- Set exercise -
Check every line below for the word "Unbiasing" and show those that hold it.

- Entries shown -
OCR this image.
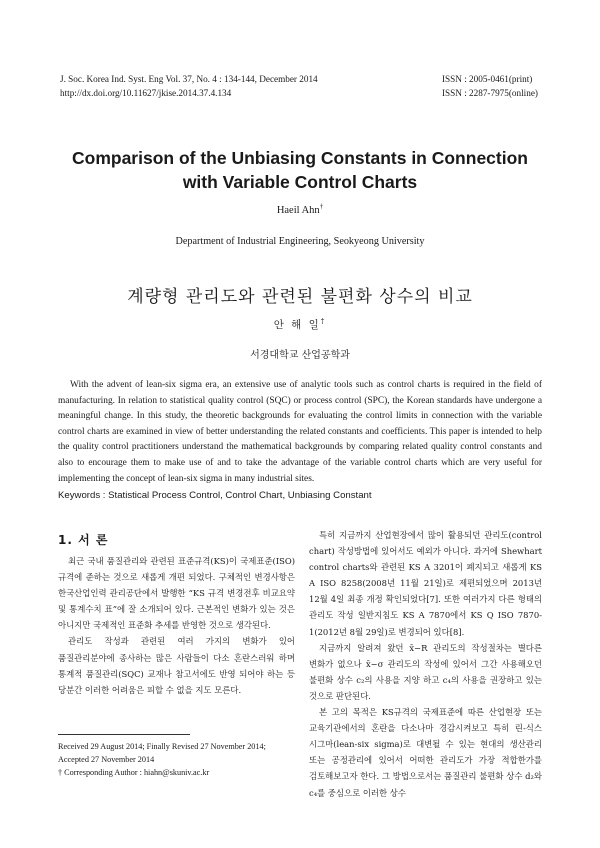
J. Soc. Korea Ind. Syst. Eng Vol. 37, No. 4 : 134-144, December 2014
http://dx.doi.org/10.11627/jkise.2014.37.4.134
ISSN : 2005-0461(print)
ISSN : 2287-7975(online)
Comparison of the Unbiasing Constants in Connection
with Variable Control Charts
Haeil Ahn†
Department of Industrial Engineering, Seokyeong University
계량형 관리도와 관련된 불편화 상수의 비교
안 해 일†
서경대학교 산업공학과
With the advent of lean-six sigma era, an extensive use of analytic tools such as control charts is required in the field of manufacturing. In relation to statistical quality control (SQC) or process control (SPC), the Korean standards have undergone a meaningful change. In this study, the theoretic backgrounds for evaluating the control limits in connection with the variable control charts are examined in view of better understanding the related constants and coefficients. This paper is intended to help the quality control practitioners understand the mathematical backgrounds by comparing related quality control constants and also to encourage them to make use of and to take the advantage of the variable control charts which are very useful for implementing the concept of lean-six sigma in many industrial sites.
Keywords : Statistical Process Control, Control Chart, Unbiasing Constant
1. 서 론

최근 국내 품질관리와 관련된 표준규격(KS)이 국제표준(ISO)규격에 준하는 것으로 새롭게 개편 되었다. 구체적인 변경사항은 한국산업인력 관리공단에서 발행한 “KS 규격 변경전후 비교요약 및 통계수치 표”에 잘 소개되어 있다. 근본적인 변화가 있는 것은 아니지만 국제적인 표준화 추세를 반영한 것으로 생각된다.

관리도 작성과 관련된 여러 가지의 변화가 있어 품질관리분야에 종사하는 많은 사람들이 다소 혼란스러워 하며 통계적 품질관리(SQC) 교재나 참고서에도 반영 되어야 하는 등 당분간 이러한 어려움은 피할 수 없을 지도 모른다.

특히 지금까지 산업현장에서 많이 활용되던 관리도(control chart) 작성방법에 있어서도 예외가 아니다. 과거에 Shewhart control charts와 관련된 KS A 3201이 폐지되고 새롭게 KS A ISO 8258(2008년 11월 21일)로 제편되었으며 2013년 12월 4일 최종 개정 확인되었다[7]. 또한 여러가지 다른 형태의 관리도 작성 일반지침도 KS A 7870에서 KS Q ISO 7870-1(2012년 8월 29일)로 변경되어 있다[8].

지금까지 알려져 왔던 x̄−R 관리도의 작성절차는 별다른 변화가 없으나 x̄−σ 관리도의 작성에 있어서 그간 사용해오던 불편화 상수 c₂의 사용을 지양 하고 c₄의 사용을 권장하고 있는 것으로 판단된다.

본 고의 목적은 KS규격의 국제표준에 따른 산업현장 또는 교육기관에서의 혼란을 다소나마 경감시켜보고 특히 린-식스 시그마(lean-six sigma)로 대변될 수 있는 현대의 생산관리 또는 공정관리에 있어서 어떠한 관리도가 가장 적합한가를 검토해보고자 한다. 그 방법으로서는 품질관리 불편화 상수 d₂와 c₄를 중심으로 이러한 상수

Received 29 August 2014; Finally Revised 27 November 2014;
Accepted 27 November 2014
† Corresponding Author : hiahn@skuniv.ac.kr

- Solution below -
Comparison of the Unbiasing Constants in Connection
Keywords : Statistical Process Control, Control Chart, Unbiasing Constant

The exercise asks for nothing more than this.